**THE REQUEST:**
Set every line down exactly, from the one that has "Reverse-engineer this chart into JSON." through the final one, and keep the pictures out.
======== RECORDS TO USE
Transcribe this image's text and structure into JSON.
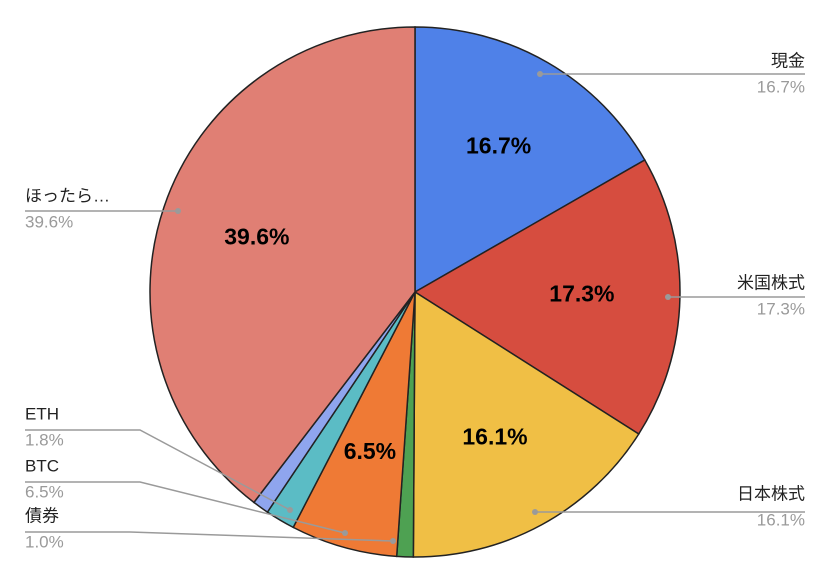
{
  "chart_data": {
    "type": "pie",
    "categories": [
      "現金",
      "米国株式",
      "日本株式",
      "債券",
      "BTC",
      "ETH",
      null,
      "ほったら…"
    ],
    "values": [
      16.7,
      17.3,
      16.1,
      1.0,
      6.5,
      1.8,
      1.0,
      39.6
    ],
    "value_labels": [
      "16.7%",
      "17.3%",
      "16.1%",
      "1.0%",
      "6.5%",
      "1.8%",
      null,
      "39.6%"
    ],
    "colors": [
      "#4f81e8",
      "#d64d3f",
      "#f0bf45",
      "#4ea152",
      "#ef7a35",
      "#5bbcc5",
      "#8fa5ee",
      "#e07f74"
    ]
  }
}
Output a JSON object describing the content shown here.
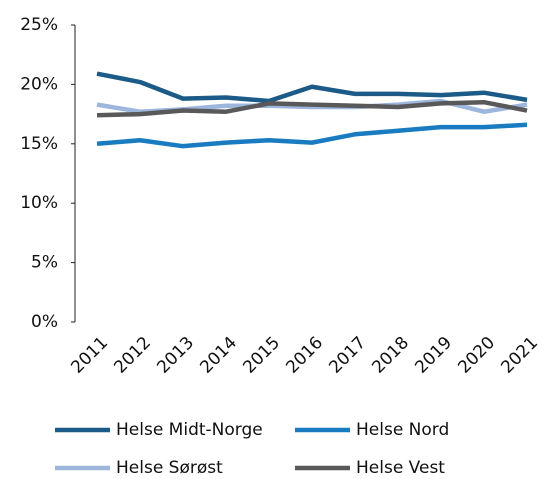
{
  "chart_data": {
    "type": "line",
    "categories": [
      "2011",
      "2012",
      "2013",
      "2014",
      "2015",
      "2016",
      "2017",
      "2018",
      "2019",
      "2020",
      "2021"
    ],
    "series": [
      {
        "name": "Helse Midt-Norge",
        "color": "#1c5a87",
        "values": [
          20.9,
          20.2,
          18.8,
          18.9,
          18.6,
          19.8,
          19.2,
          19.2,
          19.1,
          19.3,
          18.7
        ]
      },
      {
        "name": "Helse Nord",
        "color": "#1a7cc0",
        "values": [
          15.0,
          15.3,
          14.8,
          15.1,
          15.3,
          15.1,
          15.8,
          16.1,
          16.4,
          16.4,
          16.6
        ]
      },
      {
        "name": "Helse Sørøst",
        "color": "#9db6dd",
        "values": [
          18.3,
          17.7,
          17.9,
          18.2,
          18.2,
          18.1,
          18.1,
          18.3,
          18.6,
          17.7,
          18.3
        ]
      },
      {
        "name": "Helse Vest",
        "color": "#595959",
        "values": [
          17.4,
          17.5,
          17.8,
          17.7,
          18.4,
          18.3,
          18.2,
          18.1,
          18.4,
          18.5,
          17.8
        ]
      }
    ],
    "ylim": [
      0,
      25
    ],
    "yticks": [
      {
        "value": 0,
        "label": "0%"
      },
      {
        "value": 5,
        "label": "5%"
      },
      {
        "value": 10,
        "label": "10%"
      },
      {
        "value": 15,
        "label": "15%"
      },
      {
        "value": 20,
        "label": "20%"
      },
      {
        "value": 25,
        "label": "25%"
      }
    ],
    "grid": false
  }
}
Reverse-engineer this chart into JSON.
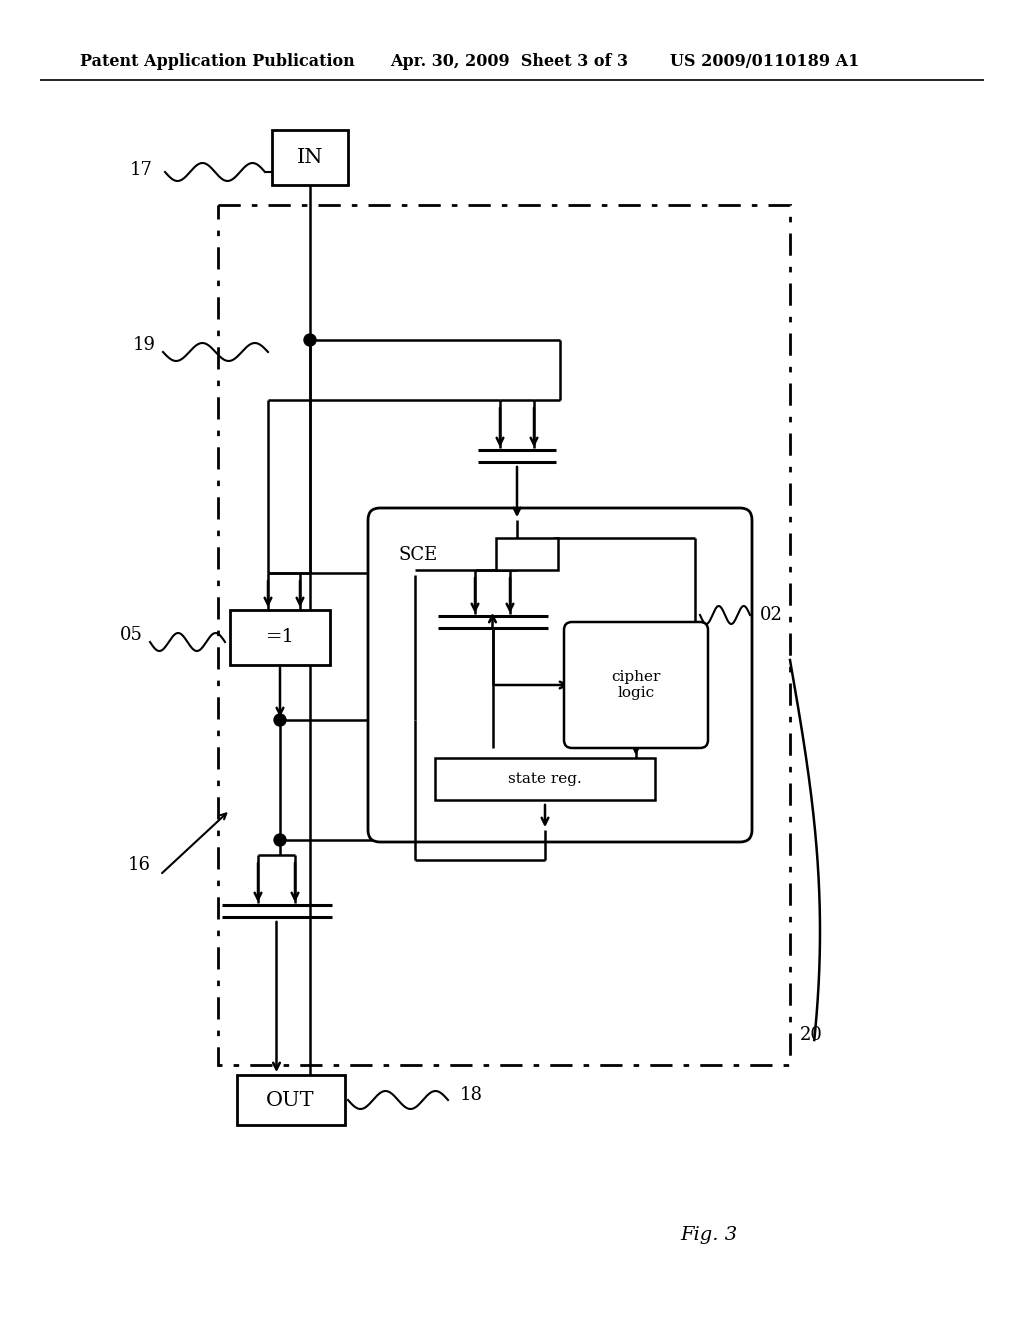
{
  "bg_color": "#ffffff",
  "header_text1": "Patent Application Publication",
  "header_text2": "Apr. 30, 2009  Sheet 3 of 3",
  "header_text3": "US 2009/0110189 A1",
  "footer_text": "Fig. 3"
}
================
**ANSWER TO THE TASK:**
Reverse-engineer this chart into JSON.
{
  "bg_color": "#ffffff",
  "header_text1": "Patent Application Publication",
  "header_text2": "Apr. 30, 2009  Sheet 3 of 3",
  "header_text3": "US 2009/0110189 A1",
  "footer_text": "Fig. 3"
}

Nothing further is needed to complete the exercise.